→ Saved data entries
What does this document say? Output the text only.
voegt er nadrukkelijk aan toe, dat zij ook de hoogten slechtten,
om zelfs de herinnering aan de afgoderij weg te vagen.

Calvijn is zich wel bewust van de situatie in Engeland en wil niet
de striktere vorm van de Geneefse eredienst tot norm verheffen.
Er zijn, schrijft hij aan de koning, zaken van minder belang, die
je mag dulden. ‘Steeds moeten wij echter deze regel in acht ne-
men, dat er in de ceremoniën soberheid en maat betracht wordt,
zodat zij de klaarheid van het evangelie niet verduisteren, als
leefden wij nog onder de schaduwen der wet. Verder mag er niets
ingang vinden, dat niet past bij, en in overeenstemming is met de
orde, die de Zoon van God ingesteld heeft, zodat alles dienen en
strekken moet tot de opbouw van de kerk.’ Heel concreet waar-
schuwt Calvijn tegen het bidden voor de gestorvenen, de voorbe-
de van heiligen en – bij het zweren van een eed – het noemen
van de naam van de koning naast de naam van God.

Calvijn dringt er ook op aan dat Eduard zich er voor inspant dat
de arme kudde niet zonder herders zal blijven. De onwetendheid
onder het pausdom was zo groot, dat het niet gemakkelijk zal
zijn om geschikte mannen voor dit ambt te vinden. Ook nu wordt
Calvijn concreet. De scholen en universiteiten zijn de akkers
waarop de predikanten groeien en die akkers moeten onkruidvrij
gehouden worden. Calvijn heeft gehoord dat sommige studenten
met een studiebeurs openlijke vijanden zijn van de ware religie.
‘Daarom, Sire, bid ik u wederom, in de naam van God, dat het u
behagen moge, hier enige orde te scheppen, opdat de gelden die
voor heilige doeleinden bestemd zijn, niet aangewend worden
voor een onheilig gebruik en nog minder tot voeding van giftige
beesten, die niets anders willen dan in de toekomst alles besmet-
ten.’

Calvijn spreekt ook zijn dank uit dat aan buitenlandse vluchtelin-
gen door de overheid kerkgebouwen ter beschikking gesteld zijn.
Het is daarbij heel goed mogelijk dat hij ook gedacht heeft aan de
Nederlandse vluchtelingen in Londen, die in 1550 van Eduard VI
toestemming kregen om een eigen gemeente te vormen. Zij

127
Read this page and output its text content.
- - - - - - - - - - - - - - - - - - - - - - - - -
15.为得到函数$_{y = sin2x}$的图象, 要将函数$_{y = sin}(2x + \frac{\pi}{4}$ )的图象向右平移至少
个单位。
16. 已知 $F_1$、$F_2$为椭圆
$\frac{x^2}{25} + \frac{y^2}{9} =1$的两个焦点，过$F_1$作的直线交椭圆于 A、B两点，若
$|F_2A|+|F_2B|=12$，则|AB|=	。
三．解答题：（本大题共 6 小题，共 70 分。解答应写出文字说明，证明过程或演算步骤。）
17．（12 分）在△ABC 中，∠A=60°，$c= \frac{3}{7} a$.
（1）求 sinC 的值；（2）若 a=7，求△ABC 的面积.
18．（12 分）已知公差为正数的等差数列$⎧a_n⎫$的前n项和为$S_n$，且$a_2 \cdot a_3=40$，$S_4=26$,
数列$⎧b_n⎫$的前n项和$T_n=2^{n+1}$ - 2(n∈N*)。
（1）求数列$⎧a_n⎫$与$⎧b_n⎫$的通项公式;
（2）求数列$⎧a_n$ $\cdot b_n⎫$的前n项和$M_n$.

→ Problem
Look through the lines above and collect those with the word "minder".

→ Final result
Er zijn, schrijft hij aan de koning, zaken van minder belang, die
voor een onheilig gebruik en nog minder tot voeding van giftige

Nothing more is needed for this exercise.